INPUT ROWS
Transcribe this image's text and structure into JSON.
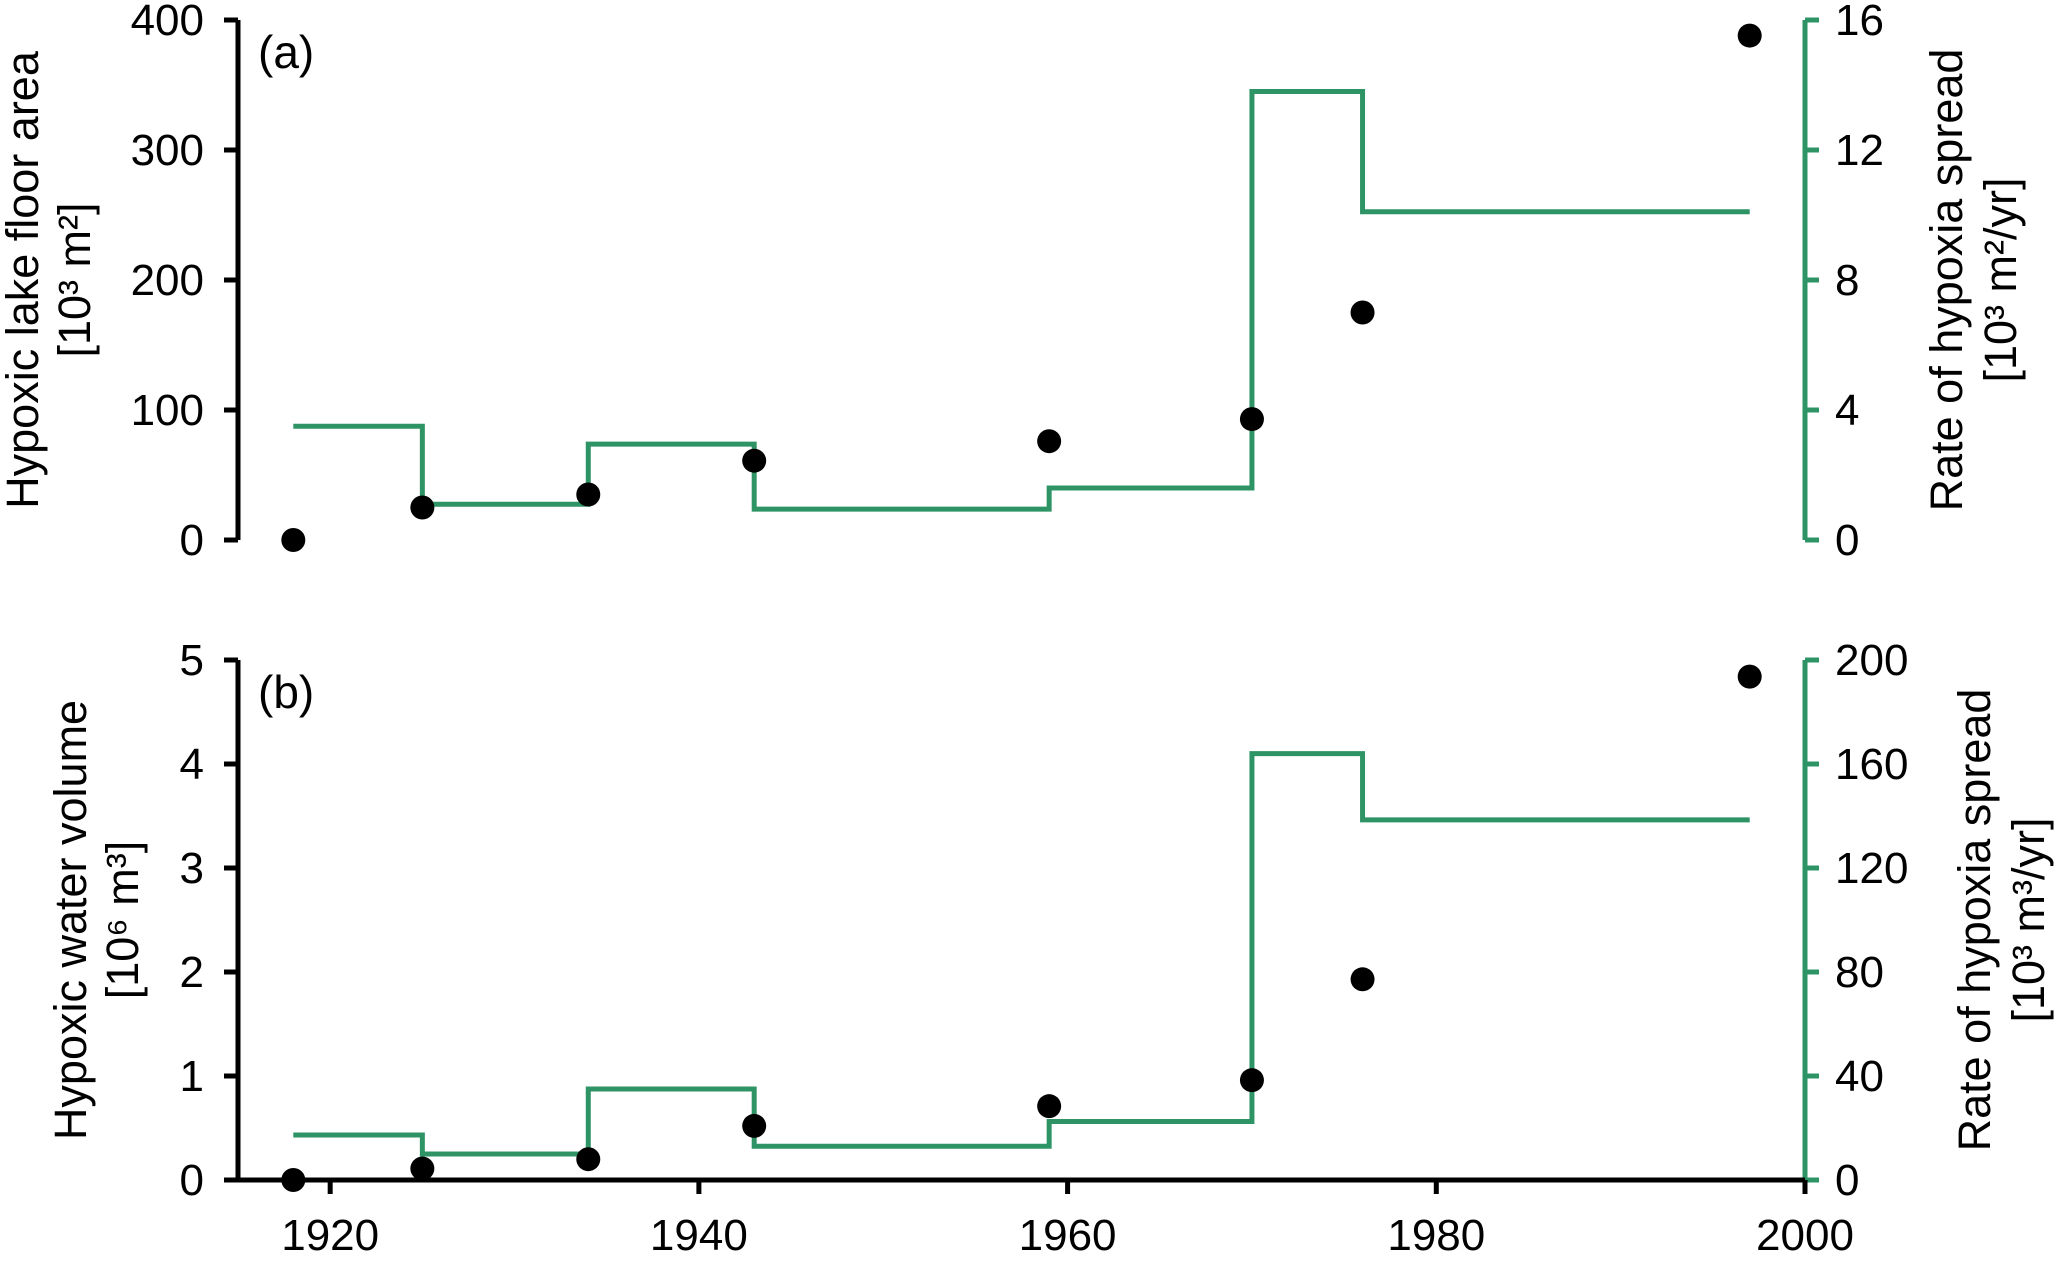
{
  "chart_data": [
    {
      "panel_label": "(a)",
      "type": "scatter+step",
      "ylabel_left": [
        "Hypoxic lake floor area",
        "[10³ m²]"
      ],
      "ylabel_right": [
        "Rate of hypoxia spread",
        "[10³ m²/yr]"
      ],
      "y_left_ticks": [
        "0",
        "100",
        "200",
        "300",
        "400"
      ],
      "y_right_ticks": [
        "0",
        "4",
        "8",
        "12",
        "16"
      ],
      "ylim_left": [
        0,
        400
      ],
      "ylim_right": [
        0,
        16
      ],
      "scatter": {
        "x": [
          1918,
          1925,
          1934,
          1943,
          1959,
          1970,
          1976,
          1997
        ],
        "y": [
          0,
          25,
          35,
          61,
          76,
          93,
          175,
          388
        ]
      },
      "step": {
        "x": [
          1918,
          1925,
          1934,
          1943,
          1959,
          1970,
          1976,
          1997
        ],
        "rate": [
          3.5,
          1.1,
          2.95,
          0.95,
          1.6,
          13.8,
          10.1
        ]
      },
      "colors": {
        "points": "#000000",
        "rate_line": "#2e9465"
      }
    },
    {
      "panel_label": "(b)",
      "type": "scatter+step",
      "ylabel_left": [
        "Hypoxic water volume",
        "[10⁶ m³]"
      ],
      "ylabel_right": [
        "Rate of hypoxia spread",
        "[10³ m³/yr]"
      ],
      "y_left_ticks": [
        "0",
        "1",
        "2",
        "3",
        "4",
        "5"
      ],
      "y_right_ticks": [
        "0",
        "40",
        "80",
        "120",
        "160",
        "200"
      ],
      "ylim_left": [
        0,
        5
      ],
      "ylim_right": [
        0,
        200
      ],
      "scatter": {
        "x": [
          1918,
          1925,
          1934,
          1943,
          1959,
          1970,
          1976,
          1997
        ],
        "y": [
          0,
          0.11,
          0.2,
          0.52,
          0.71,
          0.96,
          1.93,
          4.84
        ]
      },
      "step": {
        "x": [
          1918,
          1925,
          1934,
          1943,
          1959,
          1970,
          1976,
          1997
        ],
        "rate": [
          17.3,
          10,
          35,
          13,
          22.5,
          164,
          138.5
        ]
      },
      "colors": {
        "points": "#000000",
        "rate_line": "#2e9465"
      }
    }
  ],
  "x_axis": {
    "ticks": [
      "1920",
      "1940",
      "1960",
      "1980",
      "2000"
    ],
    "xlim": [
      1915,
      2000
    ]
  }
}
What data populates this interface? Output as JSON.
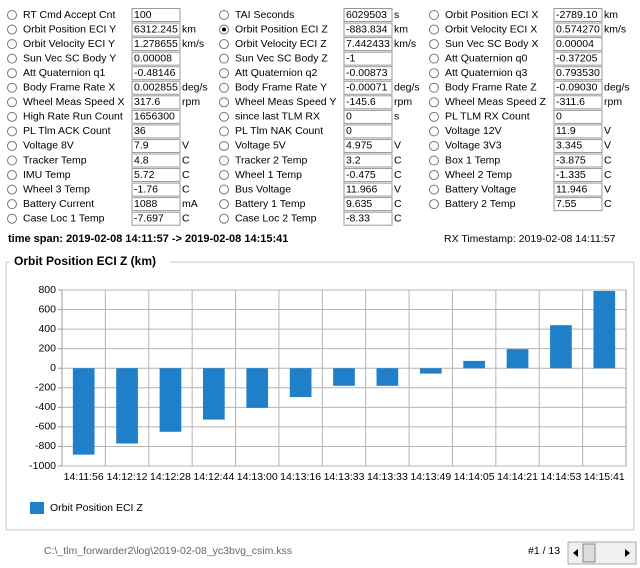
{
  "fields": [
    [
      {
        "label": "RT Cmd Accept Cnt",
        "value": "100"
      },
      {
        "label": "Orbit Position ECI Y",
        "value": "6312.245",
        "unit": "km"
      },
      {
        "label": "Orbit Velocity ECI Y",
        "value": "1.278655",
        "unit": "km/s"
      },
      {
        "label": "Sun Vec SC Body Y",
        "value": "0.00008"
      },
      {
        "label": "Att Quaternion q1",
        "value": "-0.48146"
      },
      {
        "label": "Body Frame Rate X",
        "value": "0.002855",
        "unit": "deg/s"
      },
      {
        "label": "Wheel Meas Speed X",
        "value": "317.6",
        "unit": "rpm"
      },
      {
        "label": "High Rate Run Count",
        "value": "1656300"
      },
      {
        "label": "PL Tlm ACK Count",
        "value": "36"
      },
      {
        "label": "Voltage 8V",
        "value": "7.9",
        "unit": "V"
      },
      {
        "label": "Tracker Temp",
        "value": "4.8",
        "unit": "C"
      },
      {
        "label": "IMU Temp",
        "value": "5.72",
        "unit": "C"
      },
      {
        "label": "Wheel 3 Temp",
        "value": "-1.76",
        "unit": "C"
      },
      {
        "label": "Battery Current",
        "value": "1088",
        "unit": "mA"
      },
      {
        "label": "Case Loc 1 Temp",
        "value": "-7.697",
        "unit": "C"
      }
    ],
    [
      {
        "label": "TAI Seconds",
        "value": "6029503",
        "unit": "s"
      },
      {
        "label": "Orbit Position ECI Z",
        "value": "-883.834",
        "unit": "km",
        "selected": true
      },
      {
        "label": "Orbit Velocity ECI Z",
        "value": "7.442433",
        "unit": "km/s"
      },
      {
        "label": "Sun Vec SC Body Z",
        "value": "-1"
      },
      {
        "label": "Att Quaternion q2",
        "value": "-0.00873"
      },
      {
        "label": "Body Frame Rate Y",
        "value": "-0.00071",
        "unit": "deg/s"
      },
      {
        "label": "Wheel Meas Speed Y",
        "value": "-145.6",
        "unit": "rpm"
      },
      {
        "label": "since last TLM RX",
        "value": "0",
        "unit": "s"
      },
      {
        "label": "PL Tlm NAK Count",
        "value": "0"
      },
      {
        "label": "Voltage 5V",
        "value": "4.975",
        "unit": "V"
      },
      {
        "label": "Tracker 2 Temp",
        "value": "3.2",
        "unit": "C"
      },
      {
        "label": "Wheel 1 Temp",
        "value": "-0.475",
        "unit": "C"
      },
      {
        "label": "Bus Voltage",
        "value": "11.966",
        "unit": "V"
      },
      {
        "label": "Battery 1 Temp",
        "value": "9.635",
        "unit": "C"
      },
      {
        "label": "Case Loc 2 Temp",
        "value": "-8.33",
        "unit": "C"
      }
    ],
    [
      {
        "label": "Orbit Position ECI X",
        "value": "-2789.10",
        "unit": "km"
      },
      {
        "label": "Orbit Velocity ECI X",
        "value": "0.574270",
        "unit": "km/s"
      },
      {
        "label": "Sun Vec SC Body X",
        "value": "0.00004"
      },
      {
        "label": "Att Quaternion q0",
        "value": "-0.37205"
      },
      {
        "label": "Att Quaternion q3",
        "value": "0.793530"
      },
      {
        "label": "Body Frame Rate Z",
        "value": "-0.09030",
        "unit": "deg/s"
      },
      {
        "label": "Wheel Meas Speed Z",
        "value": "-311.6",
        "unit": "rpm"
      },
      {
        "label": "PL TLM RX Count",
        "value": "0"
      },
      {
        "label": "Voltage 12V",
        "value": "11.9",
        "unit": "V"
      },
      {
        "label": "Voltage 3V3",
        "value": "3.345",
        "unit": "V"
      },
      {
        "label": "Box 1 Temp",
        "value": "-3.875",
        "unit": "C"
      },
      {
        "label": "Wheel 2 Temp",
        "value": "-1.335",
        "unit": "C"
      },
      {
        "label": "Battery Voltage",
        "value": "11.946",
        "unit": "V"
      },
      {
        "label": "Battery 2 Temp",
        "value": "7.55",
        "unit": "C"
      }
    ]
  ],
  "time_span": "time span: 2019-02-08 14:11:57 -> 2019-02-08 14:15:41",
  "rx_timestamp": "RX Timestamp: 2019-02-08 14:11:57",
  "chart_data": {
    "type": "bar",
    "title": "Orbit Position ECI Z (km)",
    "categories": [
      "14:11:56",
      "14:12:12",
      "14:12:28",
      "14:12:44",
      "14:13:00",
      "14:13:16",
      "14:13:33",
      "14:13:33",
      "14:13:49",
      "14:14:05",
      "14:14:21",
      "14:14:53",
      "14:15:41"
    ],
    "series": [
      {
        "name": "Orbit Position ECI Z",
        "color": "#1f7fc8",
        "values": [
          -884,
          -770,
          -650,
          -525,
          -405,
          -295,
          -180,
          -180,
          -55,
          75,
          195,
          440,
          790
        ]
      }
    ],
    "ylim": [
      -1000,
      800
    ],
    "yticks": [
      -1000,
      -800,
      -600,
      -400,
      -200,
      0,
      200,
      400,
      600,
      800
    ],
    "grid": true,
    "legend": "bottom-left"
  },
  "footer": {
    "file": "C:\\_tlm_forwarder2\\log\\2019-02-08_yc3bvg_csim.kss",
    "record": "#1 / 13"
  }
}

REQUIRED TASK
Repeat the listing verbatim. Skip the pictures.

EXPECTED ANSWER
Transcribe this image's text and structure into JSON.
{
  "chart_data": [
    {
      "panel_label": "(a)",
      "type": "scatter+step",
      "ylabel_left": [
        "Hypoxic lake floor area",
        "[10³ m²]"
      ],
      "ylabel_right": [
        "Rate of hypoxia spread",
        "[10³ m²/yr]"
      ],
      "y_left_ticks": [
        "0",
        "100",
        "200",
        "300",
        "400"
      ],
      "y_right_ticks": [
        "0",
        "4",
        "8",
        "12",
        "16"
      ],
      "ylim_left": [
        0,
        400
      ],
      "ylim_right": [
        0,
        16
      ],
      "scatter": {
        "x": [
          1918,
          1925,
          1934,
          1943,
          1959,
          1970,
          1976,
          1997
        ],
        "y": [
          0,
          25,
          35,
          61,
          76,
          93,
          175,
          388
        ]
      },
      "step": {
        "x": [
          1918,
          1925,
          1934,
          1943,
          1959,
          1970,
          1976,
          1997
        ],
        "rate": [
          3.5,
          1.1,
          2.95,
          0.95,
          1.6,
          13.8,
          10.1
        ]
      },
      "colors": {
        "points": "#000000",
        "rate_line": "#2e9465"
      }
    },
    {
      "panel_label": "(b)",
      "type": "scatter+step",
      "ylabel_left": [
        "Hypoxic water volume",
        "[10⁶ m³]"
      ],
      "ylabel_right": [
        "Rate of hypoxia spread",
        "[10³ m³/yr]"
      ],
      "y_left_ticks": [
        "0",
        "1",
        "2",
        "3",
        "4",
        "5"
      ],
      "y_right_ticks": [
        "0",
        "40",
        "80",
        "120",
        "160",
        "200"
      ],
      "ylim_left": [
        0,
        5
      ],
      "ylim_right": [
        0,
        200
      ],
      "scatter": {
        "x": [
          1918,
          1925,
          1934,
          1943,
          1959,
          1970,
          1976,
          1997
        ],
        "y": [
          0,
          0.11,
          0.2,
          0.52,
          0.71,
          0.96,
          1.93,
          4.84
        ]
      },
      "step": {
        "x": [
          1918,
          1925,
          1934,
          1943,
          1959,
          1970,
          1976,
          1997
        ],
        "rate": [
          17.3,
          10,
          35,
          13,
          22.5,
          164,
          138.5
        ]
      },
      "colors": {
        "points": "#000000",
        "rate_line": "#2e9465"
      }
    }
  ],
  "x_axis": {
    "ticks": [
      "1920",
      "1940",
      "1960",
      "1980",
      "2000"
    ],
    "xlim": [
      1915,
      2000
    ]
  }
}
What data populates this interface? Output as JSON.
{
  "fields": [
    [
      {
        "label": "RT Cmd Accept Cnt",
        "value": "100"
      },
      {
        "label": "Orbit Position ECI Y",
        "value": "6312.245",
        "unit": "km"
      },
      {
        "label": "Orbit Velocity ECI Y",
        "value": "1.278655",
        "unit": "km/s"
      },
      {
        "label": "Sun Vec SC Body Y",
        "value": "0.00008"
      },
      {
        "label": "Att Quaternion q1",
        "value": "-0.48146"
      },
      {
        "label": "Body Frame Rate X",
        "value": "0.002855",
        "unit": "deg/s"
      },
      {
        "label": "Wheel Meas Speed X",
        "value": "317.6",
        "unit": "rpm"
      },
      {
        "label": "High Rate Run Count",
        "value": "1656300"
      },
      {
        "label": "PL Tlm ACK Count",
        "value": "36"
      },
      {
        "label": "Voltage 8V",
        "value": "7.9",
        "unit": "V"
      },
      {
        "label": "Tracker Temp",
        "value": "4.8",
        "unit": "C"
      },
      {
        "label": "IMU Temp",
        "value": "5.72",
        "unit": "C"
      },
      {
        "label": "Wheel 3 Temp",
        "value": "-1.76",
        "unit": "C"
      },
      {
        "label": "Battery Current",
        "value": "1088",
        "unit": "mA"
      },
      {
        "label": "Case Loc 1 Temp",
        "value": "-7.697",
        "unit": "C"
      }
    ],
    [
      {
        "label": "TAI Seconds",
        "value": "6029503",
        "unit": "s"
      },
      {
        "label": "Orbit Position ECI Z",
        "value": "-883.834",
        "unit": "km",
        "selected": true
      },
      {
        "label": "Orbit Velocity ECI Z",
        "value": "7.442433",
        "unit": "km/s"
      },
      {
        "label": "Sun Vec SC Body Z",
        "value": "-1"
      },
      {
        "label": "Att Quaternion q2",
        "value": "-0.00873"
      },
      {
        "label": "Body Frame Rate Y",
        "value": "-0.00071",
        "unit": "deg/s"
      },
      {
        "label": "Wheel Meas Speed Y",
        "value": "-145.6",
        "unit": "rpm"
      },
      {
        "label": "since last TLM RX",
        "value": "0",
        "unit": "s"
      },
      {
        "label": "PL Tlm NAK Count",
        "value": "0"
      },
      {
        "label": "Voltage 5V",
        "value": "4.975",
        "unit": "V"
      },
      {
        "label": "Tracker 2 Temp",
        "value": "3.2",
        "unit": "C"
      },
      {
        "label": "Wheel 1 Temp",
        "value": "-0.475",
        "unit": "C"
      },
      {
        "label": "Bus Voltage",
        "value": "11.966",
        "unit": "V"
      },
      {
        "label": "Battery 1 Temp",
        "value": "9.635",
        "unit": "C"
      },
      {
        "label": "Case Loc 2 Temp",
        "value": "-8.33",
        "unit": "C"
      }
    ],
    [
      {
        "label": "Orbit Position ECI X",
        "value": "-2789.10",
        "unit": "km"
      },
      {
        "label": "Orbit Velocity ECI X",
        "value": "0.574270",
        "unit": "km/s"
      },
      {
        "label": "Sun Vec SC Body X",
        "value": "0.00004"
      },
      {
        "label": "Att Quaternion q0",
        "value": "-0.37205"
      },
      {
        "label": "Att Quaternion q3",
        "value": "0.793530"
      },
      {
        "label": "Body Frame Rate Z",
        "value": "-0.09030",
        "unit": "deg/s"
      },
      {
        "label": "Wheel Meas Speed Z",
        "value": "-311.6",
        "unit": "rpm"
      },
      {
        "label": "PL TLM RX Count",
        "value": "0"
      },
      {
        "label": "Voltage 12V",
        "value": "11.9",
        "unit": "V"
      },
      {
        "label": "Voltage 3V3",
        "value": "3.345",
        "unit": "V"
      },
      {
        "label": "Box 1 Temp",
        "value": "-3.875",
        "unit": "C"
      },
      {
        "label": "Wheel 2 Temp",
        "value": "-1.335",
        "unit": "C"
      },
      {
        "label": "Battery Voltage",
        "value": "11.946",
        "unit": "V"
      },
      {
        "label": "Battery 2 Temp",
        "value": "7.55",
        "unit": "C"
      }
    ]
  ],
  "time_span": "time span: 2019-02-08 14:11:57 -> 2019-02-08 14:15:41",
  "rx_timestamp": "RX Timestamp: 2019-02-08 14:11:57",
  "chart_data": {
    "type": "bar",
    "title": "Orbit Position ECI Z (km)",
    "categories": [
      "14:11:56",
      "14:12:12",
      "14:12:28",
      "14:12:44",
      "14:13:00",
      "14:13:16",
      "14:13:33",
      "14:13:33",
      "14:13:49",
      "14:14:05",
      "14:14:21",
      "14:14:53",
      "14:15:41"
    ],
    "series": [
      {
        "name": "Orbit Position ECI Z",
        "color": "#1f7fc8",
        "values": [
          -884,
          -770,
          -650,
          -525,
          -405,
          -295,
          -180,
          -180,
          -55,
          75,
          195,
          440,
          790
        ]
      }
    ],
    "ylim": [
      -1000,
      800
    ],
    "yticks": [
      -1000,
      -800,
      -600,
      -400,
      -200,
      0,
      200,
      400,
      600,
      800
    ],
    "grid": true,
    "legend": "bottom-left"
  },
  "footer": {
    "file": "C:\\_tlm_forwarder2\\log\\2019-02-08_yc3bvg_csim.kss",
    "record": "#1 / 13"
  }
}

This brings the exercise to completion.